What is asked: Return the whole listing, line for line, without the pictures in it.

======== Data rows

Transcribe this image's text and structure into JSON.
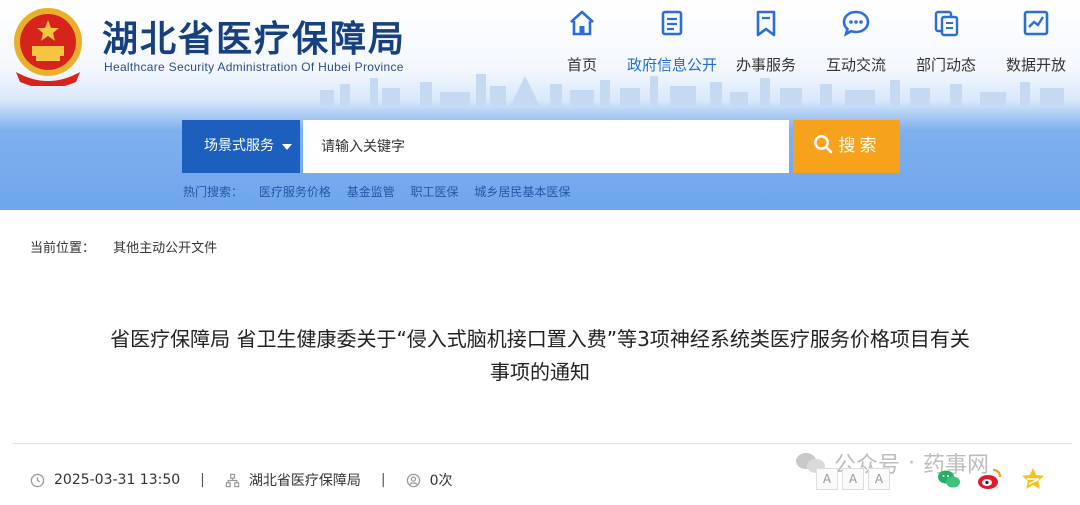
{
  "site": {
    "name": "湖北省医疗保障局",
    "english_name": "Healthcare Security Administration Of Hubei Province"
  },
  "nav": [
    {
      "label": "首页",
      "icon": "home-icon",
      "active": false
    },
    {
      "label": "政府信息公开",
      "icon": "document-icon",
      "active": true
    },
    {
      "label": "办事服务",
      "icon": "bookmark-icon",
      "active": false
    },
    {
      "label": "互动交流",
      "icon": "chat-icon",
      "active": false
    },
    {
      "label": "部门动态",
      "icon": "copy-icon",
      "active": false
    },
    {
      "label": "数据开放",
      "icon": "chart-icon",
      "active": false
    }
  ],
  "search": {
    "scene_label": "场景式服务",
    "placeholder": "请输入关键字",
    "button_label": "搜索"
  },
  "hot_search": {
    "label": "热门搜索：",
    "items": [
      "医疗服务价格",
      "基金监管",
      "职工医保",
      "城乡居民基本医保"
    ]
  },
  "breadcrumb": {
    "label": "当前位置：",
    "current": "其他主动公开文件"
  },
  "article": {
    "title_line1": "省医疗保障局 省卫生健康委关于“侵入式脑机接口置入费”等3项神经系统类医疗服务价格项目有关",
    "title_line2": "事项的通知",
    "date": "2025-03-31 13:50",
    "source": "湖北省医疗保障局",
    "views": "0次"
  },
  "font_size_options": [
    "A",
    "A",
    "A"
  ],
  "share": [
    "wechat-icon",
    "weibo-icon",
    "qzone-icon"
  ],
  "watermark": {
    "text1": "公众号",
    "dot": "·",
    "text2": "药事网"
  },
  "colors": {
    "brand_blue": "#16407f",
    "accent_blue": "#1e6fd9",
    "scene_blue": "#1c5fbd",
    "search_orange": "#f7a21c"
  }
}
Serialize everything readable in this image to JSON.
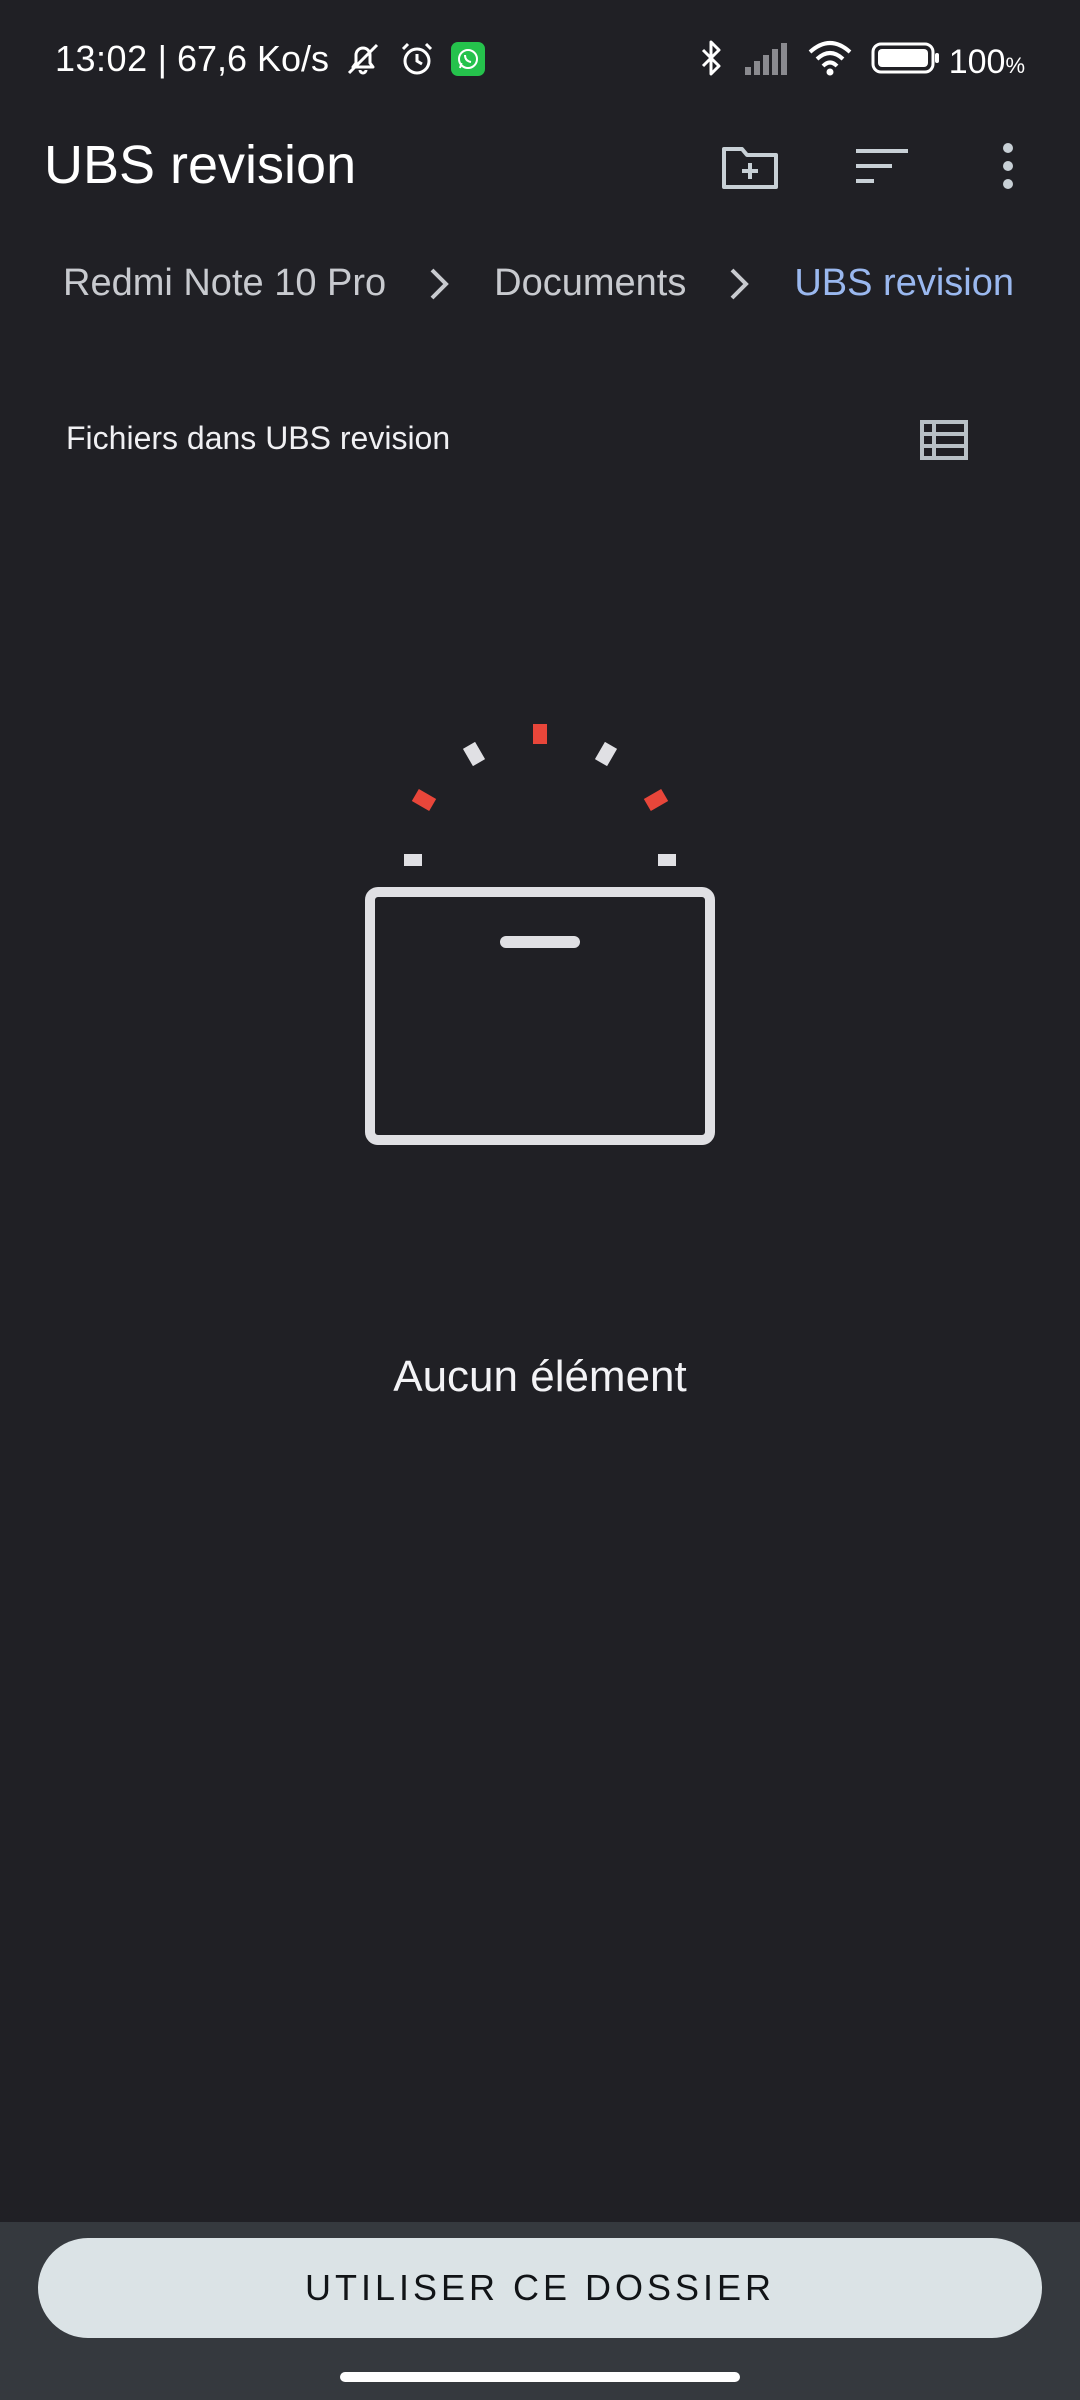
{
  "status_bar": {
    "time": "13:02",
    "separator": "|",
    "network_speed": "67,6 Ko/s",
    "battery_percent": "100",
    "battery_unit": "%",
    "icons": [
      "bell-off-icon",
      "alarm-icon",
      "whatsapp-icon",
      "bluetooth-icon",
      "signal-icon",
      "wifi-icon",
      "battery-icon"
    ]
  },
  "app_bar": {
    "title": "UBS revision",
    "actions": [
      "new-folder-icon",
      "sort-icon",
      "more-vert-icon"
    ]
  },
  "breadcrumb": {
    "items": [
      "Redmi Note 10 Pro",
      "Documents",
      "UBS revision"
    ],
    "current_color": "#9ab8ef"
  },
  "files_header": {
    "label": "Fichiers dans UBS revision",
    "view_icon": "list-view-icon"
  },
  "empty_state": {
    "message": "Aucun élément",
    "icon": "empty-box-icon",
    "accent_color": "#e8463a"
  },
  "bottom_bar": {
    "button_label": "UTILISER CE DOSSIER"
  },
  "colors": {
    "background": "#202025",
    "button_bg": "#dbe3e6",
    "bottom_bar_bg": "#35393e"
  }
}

================

Worked solution:
Transcribe this image's text and structure into JSON.
{
  "site": {
    "name": "湖北省医疗保障局",
    "english_name": "Healthcare Security Administration Of Hubei Province"
  },
  "nav": [
    {
      "label": "首页",
      "icon": "home-icon",
      "active": false
    },
    {
      "label": "政府信息公开",
      "icon": "document-icon",
      "active": true
    },
    {
      "label": "办事服务",
      "icon": "bookmark-icon",
      "active": false
    },
    {
      "label": "互动交流",
      "icon": "chat-icon",
      "active": false
    },
    {
      "label": "部门动态",
      "icon": "copy-icon",
      "active": false
    },
    {
      "label": "数据开放",
      "icon": "chart-icon",
      "active": false
    }
  ],
  "search": {
    "scene_label": "场景式服务",
    "placeholder": "请输入关键字",
    "button_label": "搜索"
  },
  "hot_search": {
    "label": "热门搜索：",
    "items": [
      "医疗服务价格",
      "基金监管",
      "职工医保",
      "城乡居民基本医保"
    ]
  },
  "breadcrumb": {
    "label": "当前位置：",
    "current": "其他主动公开文件"
  },
  "article": {
    "title_line1": "省医疗保障局 省卫生健康委关于“侵入式脑机接口置入费”等3项神经系统类医疗服务价格项目有关",
    "title_line2": "事项的通知",
    "date": "2025-03-31 13:50",
    "source": "湖北省医疗保障局",
    "views": "0次"
  },
  "font_size_options": [
    "A",
    "A",
    "A"
  ],
  "share": [
    "wechat-icon",
    "weibo-icon",
    "qzone-icon"
  ],
  "watermark": {
    "text1": "公众号",
    "dot": "·",
    "text2": "药事网"
  },
  "colors": {
    "brand_blue": "#16407f",
    "accent_blue": "#1e6fd9",
    "scene_blue": "#1c5fbd",
    "search_orange": "#f7a21c"
  }
}
Serialize everything readable in this image to JSON.
{
  "status_bar": {
    "time": "13:02",
    "separator": "|",
    "network_speed": "67,6 Ko/s",
    "battery_percent": "100",
    "battery_unit": "%",
    "icons": [
      "bell-off-icon",
      "alarm-icon",
      "whatsapp-icon",
      "bluetooth-icon",
      "signal-icon",
      "wifi-icon",
      "battery-icon"
    ]
  },
  "app_bar": {
    "title": "UBS revision",
    "actions": [
      "new-folder-icon",
      "sort-icon",
      "more-vert-icon"
    ]
  },
  "breadcrumb": {
    "items": [
      "Redmi Note 10 Pro",
      "Documents",
      "UBS revision"
    ],
    "current_color": "#9ab8ef"
  },
  "files_header": {
    "label": "Fichiers dans UBS revision",
    "view_icon": "list-view-icon"
  },
  "empty_state": {
    "message": "Aucun élément",
    "icon": "empty-box-icon",
    "accent_color": "#e8463a"
  },
  "bottom_bar": {
    "button_label": "UTILISER CE DOSSIER"
  },
  "colors": {
    "background": "#202025",
    "button_bg": "#dbe3e6",
    "bottom_bar_bg": "#35393e"
  }
}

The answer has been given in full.